(Stored data entries)
++++++
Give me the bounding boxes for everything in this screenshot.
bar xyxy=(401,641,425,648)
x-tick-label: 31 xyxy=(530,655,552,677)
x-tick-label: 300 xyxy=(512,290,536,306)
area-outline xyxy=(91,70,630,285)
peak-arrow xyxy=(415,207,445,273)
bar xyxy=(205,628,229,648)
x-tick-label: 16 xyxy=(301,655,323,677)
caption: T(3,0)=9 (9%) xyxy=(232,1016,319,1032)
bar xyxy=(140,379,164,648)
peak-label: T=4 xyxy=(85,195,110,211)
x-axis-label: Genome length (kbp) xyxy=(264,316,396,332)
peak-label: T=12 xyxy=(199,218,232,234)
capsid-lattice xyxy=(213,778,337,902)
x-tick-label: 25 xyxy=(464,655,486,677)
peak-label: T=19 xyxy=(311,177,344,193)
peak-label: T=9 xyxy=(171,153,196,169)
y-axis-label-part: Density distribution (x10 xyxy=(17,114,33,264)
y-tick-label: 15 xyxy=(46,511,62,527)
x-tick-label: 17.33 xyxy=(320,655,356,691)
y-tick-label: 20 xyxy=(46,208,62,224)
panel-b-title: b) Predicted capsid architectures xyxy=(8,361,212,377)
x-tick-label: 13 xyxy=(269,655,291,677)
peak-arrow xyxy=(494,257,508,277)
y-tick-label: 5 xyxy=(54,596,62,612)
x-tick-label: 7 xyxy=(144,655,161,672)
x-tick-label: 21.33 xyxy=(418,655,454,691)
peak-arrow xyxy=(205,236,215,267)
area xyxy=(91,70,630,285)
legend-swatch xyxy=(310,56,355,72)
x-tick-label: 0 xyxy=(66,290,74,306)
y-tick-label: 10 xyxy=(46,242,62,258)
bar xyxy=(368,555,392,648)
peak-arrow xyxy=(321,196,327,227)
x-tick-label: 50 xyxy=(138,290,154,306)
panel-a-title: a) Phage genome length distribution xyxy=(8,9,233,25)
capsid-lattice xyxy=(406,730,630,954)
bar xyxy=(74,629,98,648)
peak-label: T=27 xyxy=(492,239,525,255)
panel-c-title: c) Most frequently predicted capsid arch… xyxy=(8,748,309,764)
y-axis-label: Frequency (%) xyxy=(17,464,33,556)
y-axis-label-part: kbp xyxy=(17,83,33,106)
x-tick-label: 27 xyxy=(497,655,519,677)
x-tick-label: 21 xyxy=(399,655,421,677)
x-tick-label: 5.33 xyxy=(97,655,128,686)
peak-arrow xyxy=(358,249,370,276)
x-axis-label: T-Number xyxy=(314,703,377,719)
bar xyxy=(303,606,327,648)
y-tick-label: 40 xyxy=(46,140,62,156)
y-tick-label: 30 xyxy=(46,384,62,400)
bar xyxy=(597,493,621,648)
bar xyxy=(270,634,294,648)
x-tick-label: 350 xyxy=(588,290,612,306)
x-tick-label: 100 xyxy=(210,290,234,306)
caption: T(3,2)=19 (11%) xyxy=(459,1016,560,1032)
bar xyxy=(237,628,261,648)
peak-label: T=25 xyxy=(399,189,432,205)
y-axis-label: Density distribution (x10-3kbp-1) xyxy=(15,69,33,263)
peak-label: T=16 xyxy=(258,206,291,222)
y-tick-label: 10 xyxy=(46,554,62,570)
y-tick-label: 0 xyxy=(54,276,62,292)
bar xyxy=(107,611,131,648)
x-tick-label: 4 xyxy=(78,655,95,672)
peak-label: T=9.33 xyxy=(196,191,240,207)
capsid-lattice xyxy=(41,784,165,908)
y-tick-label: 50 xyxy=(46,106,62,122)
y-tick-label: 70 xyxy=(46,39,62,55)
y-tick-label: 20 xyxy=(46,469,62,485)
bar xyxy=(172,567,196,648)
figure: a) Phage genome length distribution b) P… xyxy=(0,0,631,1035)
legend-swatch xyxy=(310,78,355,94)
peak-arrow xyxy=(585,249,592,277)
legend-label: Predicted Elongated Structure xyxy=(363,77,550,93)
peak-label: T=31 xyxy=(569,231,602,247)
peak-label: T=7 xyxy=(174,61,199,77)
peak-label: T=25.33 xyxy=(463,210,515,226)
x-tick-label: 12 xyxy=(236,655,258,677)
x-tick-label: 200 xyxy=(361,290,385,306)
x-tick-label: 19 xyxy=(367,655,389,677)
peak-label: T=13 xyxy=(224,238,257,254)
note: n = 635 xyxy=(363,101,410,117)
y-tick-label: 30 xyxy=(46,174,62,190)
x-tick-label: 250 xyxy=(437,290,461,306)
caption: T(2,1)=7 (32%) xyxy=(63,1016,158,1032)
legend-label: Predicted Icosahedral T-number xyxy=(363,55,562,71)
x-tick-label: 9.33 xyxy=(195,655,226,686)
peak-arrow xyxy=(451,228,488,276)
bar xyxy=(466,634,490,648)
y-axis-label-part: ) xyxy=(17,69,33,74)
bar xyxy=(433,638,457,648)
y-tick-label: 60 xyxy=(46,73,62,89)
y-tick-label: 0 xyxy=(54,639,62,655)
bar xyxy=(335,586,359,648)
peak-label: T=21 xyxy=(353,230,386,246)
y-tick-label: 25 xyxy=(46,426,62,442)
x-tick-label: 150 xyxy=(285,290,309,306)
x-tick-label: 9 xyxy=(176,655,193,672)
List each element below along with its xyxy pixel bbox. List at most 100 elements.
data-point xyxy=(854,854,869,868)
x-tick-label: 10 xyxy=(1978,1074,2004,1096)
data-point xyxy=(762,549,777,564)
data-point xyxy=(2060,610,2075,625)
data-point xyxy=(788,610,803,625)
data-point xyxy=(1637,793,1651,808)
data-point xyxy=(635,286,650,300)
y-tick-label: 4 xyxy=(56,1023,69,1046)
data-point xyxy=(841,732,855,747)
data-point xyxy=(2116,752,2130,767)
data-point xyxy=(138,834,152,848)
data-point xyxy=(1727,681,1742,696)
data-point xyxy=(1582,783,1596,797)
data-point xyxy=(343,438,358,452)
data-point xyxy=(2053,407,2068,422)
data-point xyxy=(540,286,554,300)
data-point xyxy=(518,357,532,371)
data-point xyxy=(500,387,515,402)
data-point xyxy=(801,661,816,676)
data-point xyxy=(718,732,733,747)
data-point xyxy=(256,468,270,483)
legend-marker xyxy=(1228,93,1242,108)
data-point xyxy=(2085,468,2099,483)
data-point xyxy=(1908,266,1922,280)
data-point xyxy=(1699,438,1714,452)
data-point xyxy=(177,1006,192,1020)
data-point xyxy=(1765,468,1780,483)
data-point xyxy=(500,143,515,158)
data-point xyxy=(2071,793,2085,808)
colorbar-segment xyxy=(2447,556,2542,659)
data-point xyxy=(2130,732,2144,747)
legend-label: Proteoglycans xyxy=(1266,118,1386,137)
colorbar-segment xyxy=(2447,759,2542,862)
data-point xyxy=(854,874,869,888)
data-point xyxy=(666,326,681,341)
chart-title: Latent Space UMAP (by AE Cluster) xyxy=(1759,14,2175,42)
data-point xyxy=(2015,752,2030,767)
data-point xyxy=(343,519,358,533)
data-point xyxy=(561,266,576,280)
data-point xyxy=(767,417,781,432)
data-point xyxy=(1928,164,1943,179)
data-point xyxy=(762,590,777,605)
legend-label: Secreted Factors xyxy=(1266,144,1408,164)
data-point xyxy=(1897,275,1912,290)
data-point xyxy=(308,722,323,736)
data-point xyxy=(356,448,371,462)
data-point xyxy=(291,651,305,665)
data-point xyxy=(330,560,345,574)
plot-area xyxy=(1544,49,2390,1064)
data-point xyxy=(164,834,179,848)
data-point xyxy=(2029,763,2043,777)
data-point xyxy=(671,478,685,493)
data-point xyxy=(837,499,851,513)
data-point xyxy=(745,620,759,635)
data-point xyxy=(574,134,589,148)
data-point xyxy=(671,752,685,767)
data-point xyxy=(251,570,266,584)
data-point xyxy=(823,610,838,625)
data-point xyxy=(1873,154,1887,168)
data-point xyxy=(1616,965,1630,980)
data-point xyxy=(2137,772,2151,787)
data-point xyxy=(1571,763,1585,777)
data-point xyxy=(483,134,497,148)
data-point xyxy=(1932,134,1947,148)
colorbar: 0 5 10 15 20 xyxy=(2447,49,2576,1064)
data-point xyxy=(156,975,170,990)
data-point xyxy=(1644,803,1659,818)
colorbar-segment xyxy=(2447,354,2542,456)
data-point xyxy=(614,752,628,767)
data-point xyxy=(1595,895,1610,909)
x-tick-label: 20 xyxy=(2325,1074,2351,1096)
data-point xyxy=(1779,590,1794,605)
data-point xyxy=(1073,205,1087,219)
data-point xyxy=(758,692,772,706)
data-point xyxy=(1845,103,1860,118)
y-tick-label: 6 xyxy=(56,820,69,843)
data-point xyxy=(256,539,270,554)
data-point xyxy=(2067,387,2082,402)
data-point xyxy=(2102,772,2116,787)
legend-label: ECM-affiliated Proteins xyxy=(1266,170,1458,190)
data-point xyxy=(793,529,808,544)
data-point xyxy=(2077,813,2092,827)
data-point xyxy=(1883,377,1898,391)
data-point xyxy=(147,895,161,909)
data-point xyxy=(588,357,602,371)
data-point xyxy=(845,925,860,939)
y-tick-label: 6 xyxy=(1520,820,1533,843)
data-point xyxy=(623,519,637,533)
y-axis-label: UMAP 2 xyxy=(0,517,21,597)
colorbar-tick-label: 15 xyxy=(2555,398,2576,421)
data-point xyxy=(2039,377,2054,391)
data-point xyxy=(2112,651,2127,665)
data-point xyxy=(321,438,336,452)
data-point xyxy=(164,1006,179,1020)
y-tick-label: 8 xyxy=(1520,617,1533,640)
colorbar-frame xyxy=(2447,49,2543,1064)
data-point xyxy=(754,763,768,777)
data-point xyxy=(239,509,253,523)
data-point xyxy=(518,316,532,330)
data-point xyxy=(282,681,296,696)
++++++
EXERCISE:
Say how many lines of the records include the string "length"; the number alone is enough.

RESPONSE FOR THIS EXERCISE:
3